Goal -> Can you return, without any change, the part of the listing that opens with its first line and closes with the line containing "legend-line-swatch (110, 45, 158, 49)", both of those lines included?

Data entries ->
---

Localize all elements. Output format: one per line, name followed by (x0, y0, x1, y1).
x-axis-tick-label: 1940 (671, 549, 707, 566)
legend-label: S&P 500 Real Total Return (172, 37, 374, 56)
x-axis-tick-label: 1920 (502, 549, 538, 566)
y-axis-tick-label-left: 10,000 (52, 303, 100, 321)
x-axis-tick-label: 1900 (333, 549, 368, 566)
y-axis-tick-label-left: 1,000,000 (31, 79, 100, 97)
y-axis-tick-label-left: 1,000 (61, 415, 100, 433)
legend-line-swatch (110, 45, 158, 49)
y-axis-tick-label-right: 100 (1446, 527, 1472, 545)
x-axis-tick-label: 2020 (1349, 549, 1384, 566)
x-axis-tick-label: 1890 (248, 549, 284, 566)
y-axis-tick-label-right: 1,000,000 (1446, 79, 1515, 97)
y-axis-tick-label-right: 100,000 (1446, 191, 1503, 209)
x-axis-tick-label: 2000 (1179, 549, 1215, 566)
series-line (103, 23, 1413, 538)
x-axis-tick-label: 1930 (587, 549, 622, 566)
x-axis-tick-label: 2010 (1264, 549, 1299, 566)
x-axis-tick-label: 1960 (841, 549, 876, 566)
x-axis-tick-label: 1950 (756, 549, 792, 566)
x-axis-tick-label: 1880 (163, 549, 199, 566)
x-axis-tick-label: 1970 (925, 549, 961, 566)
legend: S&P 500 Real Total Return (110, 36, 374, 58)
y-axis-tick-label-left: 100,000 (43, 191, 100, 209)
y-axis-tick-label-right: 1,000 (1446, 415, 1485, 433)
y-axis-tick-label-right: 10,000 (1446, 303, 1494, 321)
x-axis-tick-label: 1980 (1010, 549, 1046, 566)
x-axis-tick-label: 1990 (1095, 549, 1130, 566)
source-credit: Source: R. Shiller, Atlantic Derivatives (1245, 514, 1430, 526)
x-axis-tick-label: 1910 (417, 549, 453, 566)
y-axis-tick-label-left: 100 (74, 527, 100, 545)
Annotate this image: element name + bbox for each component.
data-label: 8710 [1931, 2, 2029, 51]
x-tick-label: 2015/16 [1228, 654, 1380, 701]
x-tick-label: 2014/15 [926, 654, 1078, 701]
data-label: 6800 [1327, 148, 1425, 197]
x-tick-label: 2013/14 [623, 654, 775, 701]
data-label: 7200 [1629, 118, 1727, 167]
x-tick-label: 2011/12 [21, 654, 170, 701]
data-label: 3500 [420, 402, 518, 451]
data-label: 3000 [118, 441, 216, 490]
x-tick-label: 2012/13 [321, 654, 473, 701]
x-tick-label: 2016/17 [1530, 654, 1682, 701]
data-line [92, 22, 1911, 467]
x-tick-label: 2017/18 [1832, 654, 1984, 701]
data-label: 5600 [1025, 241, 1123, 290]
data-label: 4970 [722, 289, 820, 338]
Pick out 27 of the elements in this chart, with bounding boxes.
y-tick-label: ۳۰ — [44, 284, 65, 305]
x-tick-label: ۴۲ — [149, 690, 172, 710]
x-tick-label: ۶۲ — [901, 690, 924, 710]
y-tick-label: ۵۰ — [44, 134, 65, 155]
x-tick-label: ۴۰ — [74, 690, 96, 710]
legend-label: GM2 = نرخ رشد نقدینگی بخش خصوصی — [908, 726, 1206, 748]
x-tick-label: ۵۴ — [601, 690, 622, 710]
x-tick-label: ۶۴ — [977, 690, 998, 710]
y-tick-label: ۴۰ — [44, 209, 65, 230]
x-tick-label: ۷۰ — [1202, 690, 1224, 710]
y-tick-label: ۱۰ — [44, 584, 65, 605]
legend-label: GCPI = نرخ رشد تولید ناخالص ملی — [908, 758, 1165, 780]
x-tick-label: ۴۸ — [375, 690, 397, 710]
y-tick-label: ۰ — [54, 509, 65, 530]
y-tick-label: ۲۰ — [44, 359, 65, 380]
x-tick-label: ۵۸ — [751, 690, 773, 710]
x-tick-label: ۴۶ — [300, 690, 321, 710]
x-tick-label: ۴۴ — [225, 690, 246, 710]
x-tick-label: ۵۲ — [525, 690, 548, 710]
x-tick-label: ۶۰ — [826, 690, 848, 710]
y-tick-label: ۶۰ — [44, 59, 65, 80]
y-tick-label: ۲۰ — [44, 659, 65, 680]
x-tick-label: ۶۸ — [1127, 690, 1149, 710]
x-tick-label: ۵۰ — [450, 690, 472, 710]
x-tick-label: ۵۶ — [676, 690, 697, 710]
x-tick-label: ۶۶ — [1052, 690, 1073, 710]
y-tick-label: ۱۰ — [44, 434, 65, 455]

---

Task response ->
Localize all elements. Output format: one per line, name followed by (x0, y0, x1, y1).
x-axis-tick-label: 1940 (671, 549, 707, 566)
legend-label: S&P 500 Real Total Return (172, 37, 374, 56)
x-axis-tick-label: 1920 (502, 549, 538, 566)
y-axis-tick-label-left: 10,000 (52, 303, 100, 321)
x-axis-tick-label: 1900 (333, 549, 368, 566)
y-axis-tick-label-left: 1,000,000 (31, 79, 100, 97)
y-axis-tick-label-left: 1,000 (61, 415, 100, 433)
legend-line-swatch (110, 45, 158, 49)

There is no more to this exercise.